### WRITTEN INSTRUCTION
Transcribe the listing word for word.

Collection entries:
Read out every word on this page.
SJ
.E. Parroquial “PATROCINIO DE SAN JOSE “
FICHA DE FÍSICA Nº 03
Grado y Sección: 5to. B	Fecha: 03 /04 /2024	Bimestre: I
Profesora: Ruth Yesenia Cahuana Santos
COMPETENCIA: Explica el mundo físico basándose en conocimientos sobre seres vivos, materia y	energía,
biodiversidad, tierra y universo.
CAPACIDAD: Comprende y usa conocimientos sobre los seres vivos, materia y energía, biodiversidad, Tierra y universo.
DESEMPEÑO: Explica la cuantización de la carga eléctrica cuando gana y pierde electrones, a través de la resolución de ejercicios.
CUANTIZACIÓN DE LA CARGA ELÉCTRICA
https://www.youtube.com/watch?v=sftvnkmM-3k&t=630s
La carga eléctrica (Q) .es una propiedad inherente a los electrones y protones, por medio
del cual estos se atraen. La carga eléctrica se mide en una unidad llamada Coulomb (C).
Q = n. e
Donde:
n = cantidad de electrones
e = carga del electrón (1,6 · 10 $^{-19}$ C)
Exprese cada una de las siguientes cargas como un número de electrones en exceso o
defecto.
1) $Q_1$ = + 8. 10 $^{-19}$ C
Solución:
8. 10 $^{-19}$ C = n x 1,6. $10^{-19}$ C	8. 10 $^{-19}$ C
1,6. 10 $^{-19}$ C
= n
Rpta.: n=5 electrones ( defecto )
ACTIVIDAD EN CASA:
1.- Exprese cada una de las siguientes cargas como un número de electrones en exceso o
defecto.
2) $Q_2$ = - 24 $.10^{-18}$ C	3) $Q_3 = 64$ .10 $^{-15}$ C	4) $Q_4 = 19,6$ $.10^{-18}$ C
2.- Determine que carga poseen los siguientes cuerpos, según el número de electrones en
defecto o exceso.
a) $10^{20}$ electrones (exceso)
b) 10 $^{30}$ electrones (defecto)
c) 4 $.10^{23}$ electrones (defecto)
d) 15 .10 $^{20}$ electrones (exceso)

### REPLY
Read out every word on this page.
SJ
.E. Parroquial “PATROCINIO DE SAN JOSE “
FICHA DE FÍSICA Nº 03
Grado y Sección: 5to. B	Fecha: 03 /04 /2024	Bimestre: I
Profesora: Ruth Yesenia Cahuana Santos
COMPETENCIA: Explica el mundo físico basándose en conocimientos sobre seres vivos, materia y	energía,
biodiversidad, tierra y universo.
CAPACIDAD: Comprende y usa conocimientos sobre los seres vivos, materia y energía, biodiversidad, Tierra y universo.
DESEMPEÑO: Explica la cuantización de la carga eléctrica cuando gana y pierde electrones, a través de la resolución de ejercicios.
CUANTIZACIÓN DE LA CARGA ELÉCTRICA
https://www.youtube.com/watch?v=sftvnkmM-3k&t=630s
La carga eléctrica (Q) .es una propiedad inherente a los electrones y protones, por medio
del cual estos se atraen. La carga eléctrica se mide en una unidad llamada Coulomb (C).
Q = n. e
Donde:
n = cantidad de electrones
e = carga del electrón (1,6 · 10 $^{-19}$ C)
Exprese cada una de las siguientes cargas como un número de electrones en exceso o
defecto.
1) $Q_1$ = + 8. 10 $^{-19}$ C
Solución:
8. 10 $^{-19}$ C = n x 1,6. $10^{-19}$ C	8. 10 $^{-19}$ C
1,6. 10 $^{-19}$ C
= n
Rpta.: n=5 electrones ( defecto )
ACTIVIDAD EN CASA:
1.- Exprese cada una de las siguientes cargas como un número de electrones en exceso o
defecto.
2) $Q_2$ = - 24 $.10^{-18}$ C	3) $Q_3 = 64$ .10 $^{-15}$ C	4) $Q_4 = 19,6$ $.10^{-18}$ C
2.- Determine que carga poseen los siguientes cuerpos, según el número de electrones en
defecto o exceso.
a) $10^{20}$ electrones (exceso)
b) 10 $^{30}$ electrones (defecto)
c) 4 $.10^{23}$ electrones (defecto)
d) 15 .10 $^{20}$ electrones (exceso)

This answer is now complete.